(Records)
——

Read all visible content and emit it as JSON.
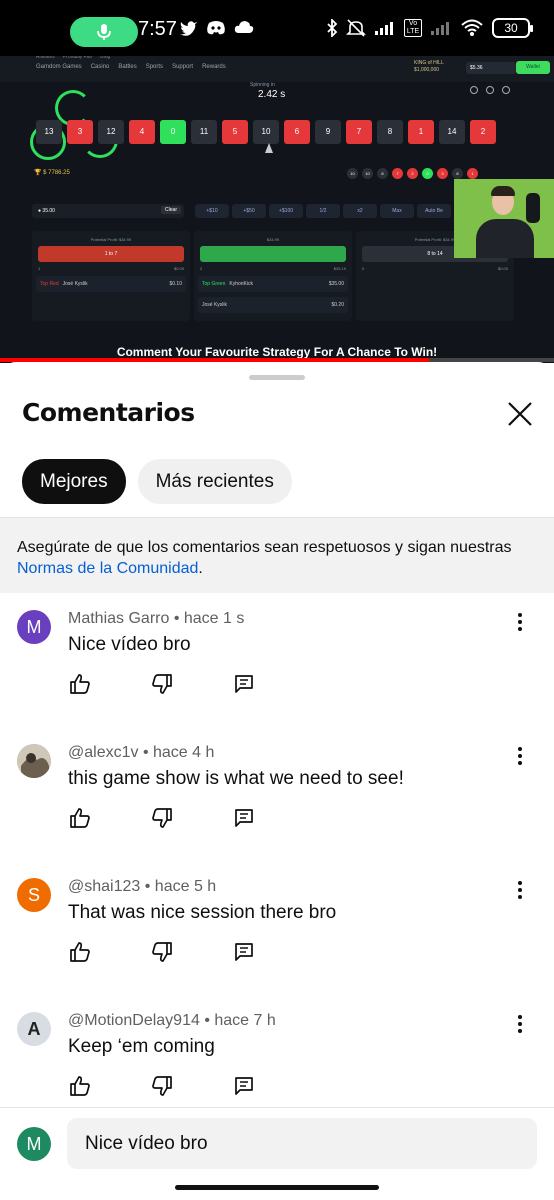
{
  "status_bar": {
    "time": "7:57",
    "battery": "30",
    "network": "Vo LTE"
  },
  "video": {
    "caption": "Comment Your Favourite Strategy For A Chance To Win!",
    "progress_fraction": 0.775,
    "site_links": [
      "Gamdom Games",
      "Casino",
      "Battles",
      "Sports",
      "Support",
      "Rewards"
    ],
    "site_sublinks": [
      "Affiliates",
      "Provably Fair",
      "Blog"
    ],
    "brand": "KING of HILL",
    "prize": "$1,000,000",
    "balance": "$5.36",
    "wallet_label": "Wallet",
    "spinning_label": "Spinning in",
    "spinning_time": "2.42 s",
    "tiles": [
      {
        "n": "13",
        "c": "b"
      },
      {
        "n": "3",
        "c": "r"
      },
      {
        "n": "12",
        "c": "b"
      },
      {
        "n": "4",
        "c": "r"
      },
      {
        "n": "0",
        "c": "g"
      },
      {
        "n": "11",
        "c": "b"
      },
      {
        "n": "5",
        "c": "r"
      },
      {
        "n": "10",
        "c": "b"
      },
      {
        "n": "6",
        "c": "r"
      },
      {
        "n": "9",
        "c": "b"
      },
      {
        "n": "7",
        "c": "r"
      },
      {
        "n": "8",
        "c": "b"
      },
      {
        "n": "1",
        "c": "r"
      },
      {
        "n": "14",
        "c": "b"
      },
      {
        "n": "2",
        "c": "r"
      }
    ],
    "trophy_amount": "$ 7786.25",
    "recent": [
      {
        "n": "10",
        "c": "b"
      },
      {
        "n": "10",
        "c": "b"
      },
      {
        "n": "8",
        "c": "b"
      },
      {
        "n": "7",
        "c": "r"
      },
      {
        "n": "2",
        "c": "r"
      },
      {
        "n": "0",
        "c": "g"
      },
      {
        "n": "3",
        "c": "r"
      },
      {
        "n": "8",
        "c": "b"
      },
      {
        "n": "1",
        "c": "r"
      }
    ],
    "bet_amount": "35.00",
    "clear_label": "Clear",
    "bet_buttons": [
      "+$10",
      "+$50",
      "+$100",
      "1/2",
      "x2",
      "Max",
      "Auto Be"
    ],
    "columns": [
      {
        "profit": "Potential Profit: $34.99",
        "label": "1 to 7",
        "color": "#c0392b",
        "top_label": "Top Red",
        "player": "José Kyslik",
        "level": "37",
        "amount": "$0.10",
        "count": "1",
        "sum": "$0.09"
      },
      {
        "profit": "$34.99",
        "label": "",
        "color": "#2ea84a",
        "top_label": "Top Green",
        "player": "KyhonKick",
        "level": "126",
        "amount": "$35.00",
        "count": "2",
        "sum": "$35.19",
        "player2": "José Kyslik",
        "amount2": "$0.20"
      },
      {
        "profit": "Potential Profit: $34.99",
        "label": "8 to 14",
        "color": "#2b3038",
        "count": "0",
        "sum": "$0.00"
      }
    ]
  },
  "sheet": {
    "title": "Comentarios",
    "tabs": [
      {
        "label": "Mejores",
        "active": true
      },
      {
        "label": "Más recientes",
        "active": false
      }
    ],
    "notice_text": "Asegúrate de que los comentarios sean respetuosos y sigan nuestras ",
    "notice_link": "Normas de la Comunidad",
    "notice_end": "."
  },
  "comments": [
    {
      "author": "Mathias Garro",
      "time": "hace 1 s",
      "text": "Nice vídeo bro",
      "avatar_letter": "M",
      "avatar_color": "#6a3fbf"
    },
    {
      "author": "@alexc1v",
      "time": "hace 4 h",
      "text": "this game show is what we need to see!",
      "avatar_letter": "",
      "avatar_color": "#b8b0a0"
    },
    {
      "author": "@shai123",
      "time": "hace 5 h",
      "text": "That was nice session there bro",
      "avatar_letter": "S",
      "avatar_color": "#ef6c00"
    },
    {
      "author": "@MotionDelay914",
      "time": "hace 7 h",
      "text": "Keep ‘em coming",
      "avatar_letter": "A",
      "avatar_color": "#d8dde3"
    }
  ],
  "composer": {
    "avatar_letter": "M",
    "value": "Nice vídeo bro"
  }
}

——

- **PROBLEM REQUIREMENTS**:
Reproduce every line precisely as given, omitting all pictures.

- **FULL OUTPUT**:
Read all visible content and emit it as JSON.
{
  "status_bar": {
    "time": "7:57",
    "battery": "30",
    "network": "Vo LTE"
  },
  "video": {
    "caption": "Comment Your Favourite Strategy For A Chance To Win!",
    "progress_fraction": 0.775,
    "site_links": [
      "Gamdom Games",
      "Casino",
      "Battles",
      "Sports",
      "Support",
      "Rewards"
    ],
    "site_sublinks": [
      "Affiliates",
      "Provably Fair",
      "Blog"
    ],
    "brand": "KING of HILL",
    "prize": "$1,000,000",
    "balance": "$5.36",
    "wallet_label": "Wallet",
    "spinning_label": "Spinning in",
    "spinning_time": "2.42 s",
    "tiles": [
      {
        "n": "13",
        "c": "b"
      },
      {
        "n": "3",
        "c": "r"
      },
      {
        "n": "12",
        "c": "b"
      },
      {
        "n": "4",
        "c": "r"
      },
      {
        "n": "0",
        "c": "g"
      },
      {
        "n": "11",
        "c": "b"
      },
      {
        "n": "5",
        "c": "r"
      },
      {
        "n": "10",
        "c": "b"
      },
      {
        "n": "6",
        "c": "r"
      },
      {
        "n": "9",
        "c": "b"
      },
      {
        "n": "7",
        "c": "r"
      },
      {
        "n": "8",
        "c": "b"
      },
      {
        "n": "1",
        "c": "r"
      },
      {
        "n": "14",
        "c": "b"
      },
      {
        "n": "2",
        "c": "r"
      }
    ],
    "trophy_amount": "$ 7786.25",
    "recent": [
      {
        "n": "10",
        "c": "b"
      },
      {
        "n": "10",
        "c": "b"
      },
      {
        "n": "8",
        "c": "b"
      },
      {
        "n": "7",
        "c": "r"
      },
      {
        "n": "2",
        "c": "r"
      },
      {
        "n": "0",
        "c": "g"
      },
      {
        "n": "3",
        "c": "r"
      },
      {
        "n": "8",
        "c": "b"
      },
      {
        "n": "1",
        "c": "r"
      }
    ],
    "bet_amount": "35.00",
    "clear_label": "Clear",
    "bet_buttons": [
      "+$10",
      "+$50",
      "+$100",
      "1/2",
      "x2",
      "Max",
      "Auto Be"
    ],
    "columns": [
      {
        "profit": "Potential Profit: $34.99",
        "label": "1 to 7",
        "color": "#c0392b",
        "top_label": "Top Red",
        "player": "José Kyslik",
        "level": "37",
        "amount": "$0.10",
        "count": "1",
        "sum": "$0.09"
      },
      {
        "profit": "$34.99",
        "label": "",
        "color": "#2ea84a",
        "top_label": "Top Green",
        "player": "KyhonKick",
        "level": "126",
        "amount": "$35.00",
        "count": "2",
        "sum": "$35.19",
        "player2": "José Kyslik",
        "amount2": "$0.20"
      },
      {
        "profit": "Potential Profit: $34.99",
        "label": "8 to 14",
        "color": "#2b3038",
        "count": "0",
        "sum": "$0.00"
      }
    ]
  },
  "sheet": {
    "title": "Comentarios",
    "tabs": [
      {
        "label": "Mejores",
        "active": true
      },
      {
        "label": "Más recientes",
        "active": false
      }
    ],
    "notice_text": "Asegúrate de que los comentarios sean respetuosos y sigan nuestras ",
    "notice_link": "Normas de la Comunidad",
    "notice_end": "."
  },
  "comments": [
    {
      "author": "Mathias Garro",
      "time": "hace 1 s",
      "text": "Nice vídeo bro",
      "avatar_letter": "M",
      "avatar_color": "#6a3fbf"
    },
    {
      "author": "@alexc1v",
      "time": "hace 4 h",
      "text": "this game show is what we need to see!",
      "avatar_letter": "",
      "avatar_color": "#b8b0a0"
    },
    {
      "author": "@shai123",
      "time": "hace 5 h",
      "text": "That was nice session there bro",
      "avatar_letter": "S",
      "avatar_color": "#ef6c00"
    },
    {
      "author": "@MotionDelay914",
      "time": "hace 7 h",
      "text": "Keep ‘em coming",
      "avatar_letter": "A",
      "avatar_color": "#d8dde3"
    }
  ],
  "composer": {
    "avatar_letter": "M",
    "value": "Nice vídeo bro"
  }
}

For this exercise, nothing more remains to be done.